* start *
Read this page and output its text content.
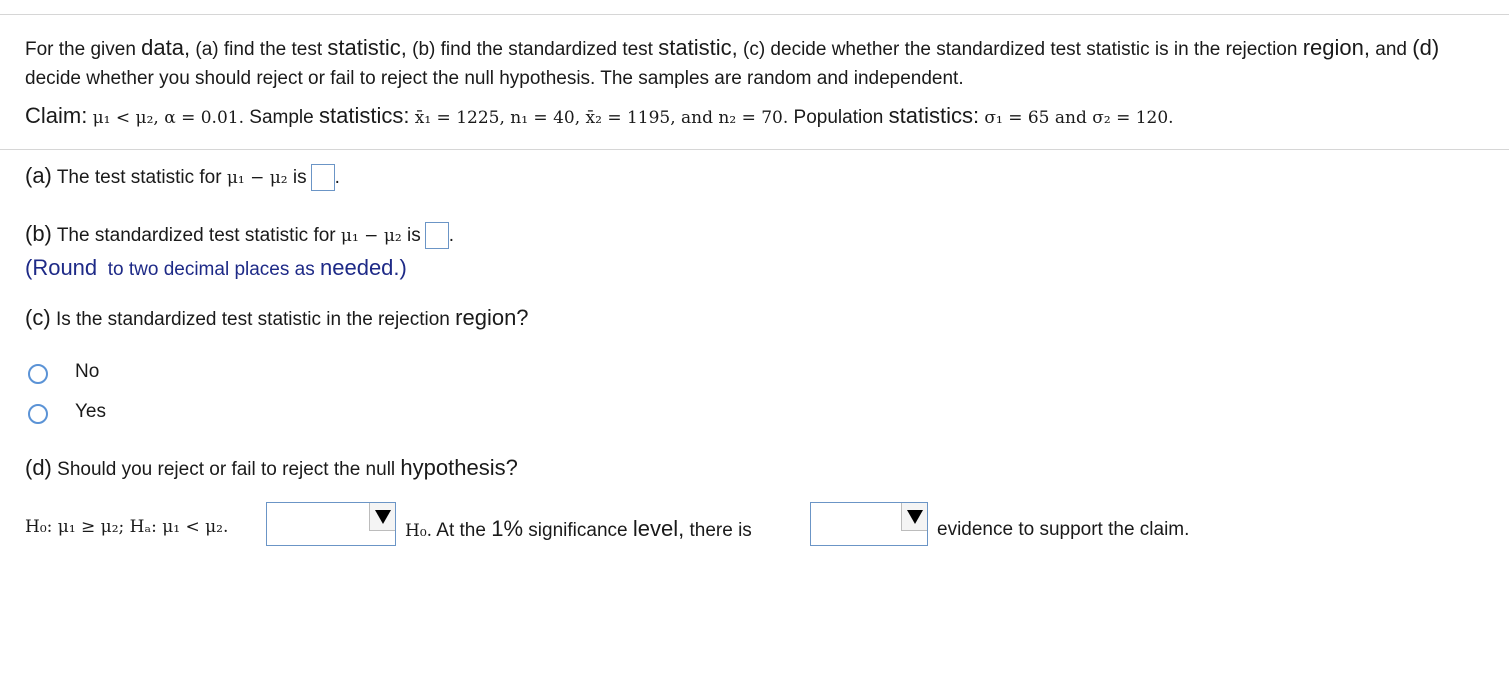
For the given data, (a) find the test statistic, (b) find the standardized test statistic, (c) decide whether the standardized test statistic is in the rejection region, and (d) decide whether you should reject or fail to reject the null hypothesis. The samples are random and independent.
Claim: μ₁ < μ₂, α = 0.01. Sample statistics: x̄₁ = 1225, n₁ = 40, x̄₂ = 1195, and n₂ = 70. Population statistics: σ₁ = 65 and σ₂ = 120.
(a) The test statistic for μ₁ − μ₂ is .
(b) The standardized test statistic for μ₁ − μ₂ is .
(Round to two decimal places as needed.)
(c) Is the standardized test statistic in the rejection region?
No
Yes
(d) Should you reject or fail to reject the null hypothesis?
H₀: μ₁ ≥ μ₂; Hₐ: μ₁ < μ₂.	H₀. At the 1% significance level, there is	evidence to support the claim.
* end *
• **PROBLEM**:
Copy out every line from the material above in which the word "region" appears.

• **WRITTEN RESPONSE**:
For the given data, (a) find the test statistic, (b) find the standardized test statistic, (c) decide whether the standardized test statistic is in the rejection region, and (d) decide whether you should reject or fail to reject the null hypothesis. The samples are random and independent.
(c) Is the standardized test statistic in the rejection region?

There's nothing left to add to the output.